▸ **What you should do**
Restate the material word for word and leave out anything that is a picture.

▸ **Material provided**

— Begin —

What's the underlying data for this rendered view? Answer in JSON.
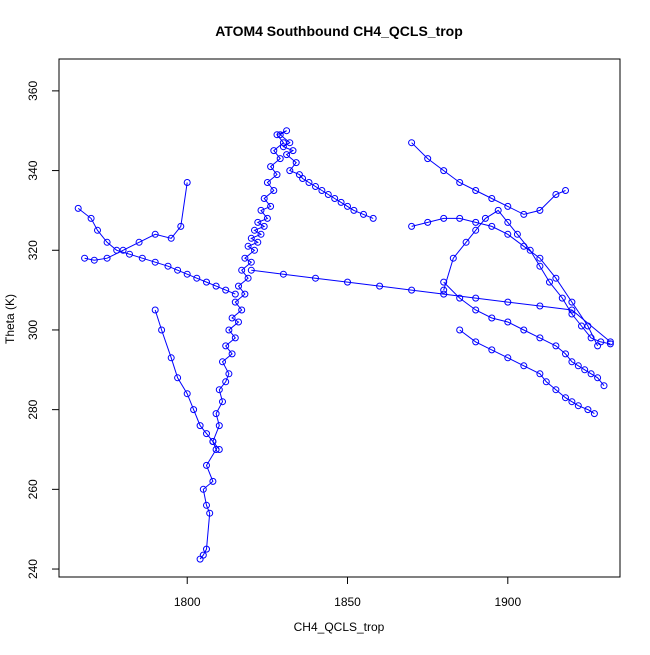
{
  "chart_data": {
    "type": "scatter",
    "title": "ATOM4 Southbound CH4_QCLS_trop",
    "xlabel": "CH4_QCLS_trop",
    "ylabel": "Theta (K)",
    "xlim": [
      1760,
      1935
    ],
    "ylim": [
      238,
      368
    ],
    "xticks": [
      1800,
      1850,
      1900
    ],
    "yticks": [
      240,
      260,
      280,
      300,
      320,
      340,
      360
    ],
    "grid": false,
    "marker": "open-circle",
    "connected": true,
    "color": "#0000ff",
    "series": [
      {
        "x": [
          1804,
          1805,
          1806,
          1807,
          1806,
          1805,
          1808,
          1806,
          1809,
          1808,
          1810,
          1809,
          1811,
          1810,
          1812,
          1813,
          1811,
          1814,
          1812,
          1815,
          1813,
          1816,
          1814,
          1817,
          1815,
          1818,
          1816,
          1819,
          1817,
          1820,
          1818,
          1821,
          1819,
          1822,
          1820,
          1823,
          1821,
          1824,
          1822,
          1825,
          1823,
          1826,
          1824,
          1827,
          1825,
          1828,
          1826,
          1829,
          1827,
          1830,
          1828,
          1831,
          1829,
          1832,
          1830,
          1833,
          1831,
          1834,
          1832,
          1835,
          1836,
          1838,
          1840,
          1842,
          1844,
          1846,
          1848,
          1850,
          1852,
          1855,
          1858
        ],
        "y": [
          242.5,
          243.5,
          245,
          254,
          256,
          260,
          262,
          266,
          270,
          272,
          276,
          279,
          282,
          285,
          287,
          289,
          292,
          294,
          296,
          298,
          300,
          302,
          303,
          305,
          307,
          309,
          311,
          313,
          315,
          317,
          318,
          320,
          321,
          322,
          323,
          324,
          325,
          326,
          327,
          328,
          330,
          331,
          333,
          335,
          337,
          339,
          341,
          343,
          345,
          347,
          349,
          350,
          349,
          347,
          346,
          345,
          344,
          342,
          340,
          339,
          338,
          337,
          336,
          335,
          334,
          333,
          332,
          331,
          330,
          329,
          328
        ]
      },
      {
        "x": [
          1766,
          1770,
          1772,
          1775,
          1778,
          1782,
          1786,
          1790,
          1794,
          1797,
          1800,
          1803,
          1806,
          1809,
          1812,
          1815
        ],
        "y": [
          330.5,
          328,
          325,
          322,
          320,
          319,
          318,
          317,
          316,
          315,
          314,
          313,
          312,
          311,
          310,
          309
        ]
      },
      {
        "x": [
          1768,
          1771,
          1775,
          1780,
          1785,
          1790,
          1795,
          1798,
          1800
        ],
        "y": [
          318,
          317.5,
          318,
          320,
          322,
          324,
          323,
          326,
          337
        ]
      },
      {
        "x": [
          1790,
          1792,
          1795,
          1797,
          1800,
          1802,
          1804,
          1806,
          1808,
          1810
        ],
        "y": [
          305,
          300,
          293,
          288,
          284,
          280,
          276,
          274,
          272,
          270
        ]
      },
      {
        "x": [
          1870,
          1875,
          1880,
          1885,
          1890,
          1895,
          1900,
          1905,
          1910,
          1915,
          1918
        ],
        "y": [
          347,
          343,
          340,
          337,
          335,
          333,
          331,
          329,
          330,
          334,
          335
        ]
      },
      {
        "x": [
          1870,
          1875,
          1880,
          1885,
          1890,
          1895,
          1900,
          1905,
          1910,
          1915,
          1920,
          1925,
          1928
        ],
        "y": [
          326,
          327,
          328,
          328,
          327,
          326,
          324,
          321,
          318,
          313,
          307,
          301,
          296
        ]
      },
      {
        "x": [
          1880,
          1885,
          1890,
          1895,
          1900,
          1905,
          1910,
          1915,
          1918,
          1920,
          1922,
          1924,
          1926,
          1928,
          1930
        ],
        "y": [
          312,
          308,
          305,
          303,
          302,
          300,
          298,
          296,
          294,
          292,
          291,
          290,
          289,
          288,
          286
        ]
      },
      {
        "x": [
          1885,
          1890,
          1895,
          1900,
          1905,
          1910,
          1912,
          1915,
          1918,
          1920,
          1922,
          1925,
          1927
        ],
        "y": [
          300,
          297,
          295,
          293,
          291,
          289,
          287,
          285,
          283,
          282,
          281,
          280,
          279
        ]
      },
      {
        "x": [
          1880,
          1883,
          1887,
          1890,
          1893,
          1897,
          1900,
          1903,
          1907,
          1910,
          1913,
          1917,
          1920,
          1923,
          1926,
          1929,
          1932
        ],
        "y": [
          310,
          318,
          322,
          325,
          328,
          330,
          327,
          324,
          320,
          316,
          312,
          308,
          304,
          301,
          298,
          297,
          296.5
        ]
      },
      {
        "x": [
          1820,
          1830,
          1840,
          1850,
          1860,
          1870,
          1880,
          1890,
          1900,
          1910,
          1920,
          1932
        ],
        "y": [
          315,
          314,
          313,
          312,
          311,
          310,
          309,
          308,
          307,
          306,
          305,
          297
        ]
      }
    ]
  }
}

— End —

▸ **Solution below**
What's the underlying data for this rendered view? Answer in JSON.
{
  "chart_data": {
    "type": "scatter",
    "title": "ATOM4 Southbound CH4_QCLS_trop",
    "xlabel": "CH4_QCLS_trop",
    "ylabel": "Theta (K)",
    "xlim": [
      1760,
      1935
    ],
    "ylim": [
      238,
      368
    ],
    "xticks": [
      1800,
      1850,
      1900
    ],
    "yticks": [
      240,
      260,
      280,
      300,
      320,
      340,
      360
    ],
    "grid": false,
    "marker": "open-circle",
    "connected": true,
    "color": "#0000ff",
    "series": [
      {
        "x": [
          1804,
          1805,
          1806,
          1807,
          1806,
          1805,
          1808,
          1806,
          1809,
          1808,
          1810,
          1809,
          1811,
          1810,
          1812,
          1813,
          1811,
          1814,
          1812,
          1815,
          1813,
          1816,
          1814,
          1817,
          1815,
          1818,
          1816,
          1819,
          1817,
          1820,
          1818,
          1821,
          1819,
          1822,
          1820,
          1823,
          1821,
          1824,
          1822,
          1825,
          1823,
          1826,
          1824,
          1827,
          1825,
          1828,
          1826,
          1829,
          1827,
          1830,
          1828,
          1831,
          1829,
          1832,
          1830,
          1833,
          1831,
          1834,
          1832,
          1835,
          1836,
          1838,
          1840,
          1842,
          1844,
          1846,
          1848,
          1850,
          1852,
          1855,
          1858
        ],
        "y": [
          242.5,
          243.5,
          245,
          254,
          256,
          260,
          262,
          266,
          270,
          272,
          276,
          279,
          282,
          285,
          287,
          289,
          292,
          294,
          296,
          298,
          300,
          302,
          303,
          305,
          307,
          309,
          311,
          313,
          315,
          317,
          318,
          320,
          321,
          322,
          323,
          324,
          325,
          326,
          327,
          328,
          330,
          331,
          333,
          335,
          337,
          339,
          341,
          343,
          345,
          347,
          349,
          350,
          349,
          347,
          346,
          345,
          344,
          342,
          340,
          339,
          338,
          337,
          336,
          335,
          334,
          333,
          332,
          331,
          330,
          329,
          328
        ]
      },
      {
        "x": [
          1766,
          1770,
          1772,
          1775,
          1778,
          1782,
          1786,
          1790,
          1794,
          1797,
          1800,
          1803,
          1806,
          1809,
          1812,
          1815
        ],
        "y": [
          330.5,
          328,
          325,
          322,
          320,
          319,
          318,
          317,
          316,
          315,
          314,
          313,
          312,
          311,
          310,
          309
        ]
      },
      {
        "x": [
          1768,
          1771,
          1775,
          1780,
          1785,
          1790,
          1795,
          1798,
          1800
        ],
        "y": [
          318,
          317.5,
          318,
          320,
          322,
          324,
          323,
          326,
          337
        ]
      },
      {
        "x": [
          1790,
          1792,
          1795,
          1797,
          1800,
          1802,
          1804,
          1806,
          1808,
          1810
        ],
        "y": [
          305,
          300,
          293,
          288,
          284,
          280,
          276,
          274,
          272,
          270
        ]
      },
      {
        "x": [
          1870,
          1875,
          1880,
          1885,
          1890,
          1895,
          1900,
          1905,
          1910,
          1915,
          1918
        ],
        "y": [
          347,
          343,
          340,
          337,
          335,
          333,
          331,
          329,
          330,
          334,
          335
        ]
      },
      {
        "x": [
          1870,
          1875,
          1880,
          1885,
          1890,
          1895,
          1900,
          1905,
          1910,
          1915,
          1920,
          1925,
          1928
        ],
        "y": [
          326,
          327,
          328,
          328,
          327,
          326,
          324,
          321,
          318,
          313,
          307,
          301,
          296
        ]
      },
      {
        "x": [
          1880,
          1885,
          1890,
          1895,
          1900,
          1905,
          1910,
          1915,
          1918,
          1920,
          1922,
          1924,
          1926,
          1928,
          1930
        ],
        "y": [
          312,
          308,
          305,
          303,
          302,
          300,
          298,
          296,
          294,
          292,
          291,
          290,
          289,
          288,
          286
        ]
      },
      {
        "x": [
          1885,
          1890,
          1895,
          1900,
          1905,
          1910,
          1912,
          1915,
          1918,
          1920,
          1922,
          1925,
          1927
        ],
        "y": [
          300,
          297,
          295,
          293,
          291,
          289,
          287,
          285,
          283,
          282,
          281,
          280,
          279
        ]
      },
      {
        "x": [
          1880,
          1883,
          1887,
          1890,
          1893,
          1897,
          1900,
          1903,
          1907,
          1910,
          1913,
          1917,
          1920,
          1923,
          1926,
          1929,
          1932
        ],
        "y": [
          310,
          318,
          322,
          325,
          328,
          330,
          327,
          324,
          320,
          316,
          312,
          308,
          304,
          301,
          298,
          297,
          296.5
        ]
      },
      {
        "x": [
          1820,
          1830,
          1840,
          1850,
          1860,
          1870,
          1880,
          1890,
          1900,
          1910,
          1920,
          1932
        ],
        "y": [
          315,
          314,
          313,
          312,
          311,
          310,
          309,
          308,
          307,
          306,
          305,
          297
        ]
      }
    ]
  }
}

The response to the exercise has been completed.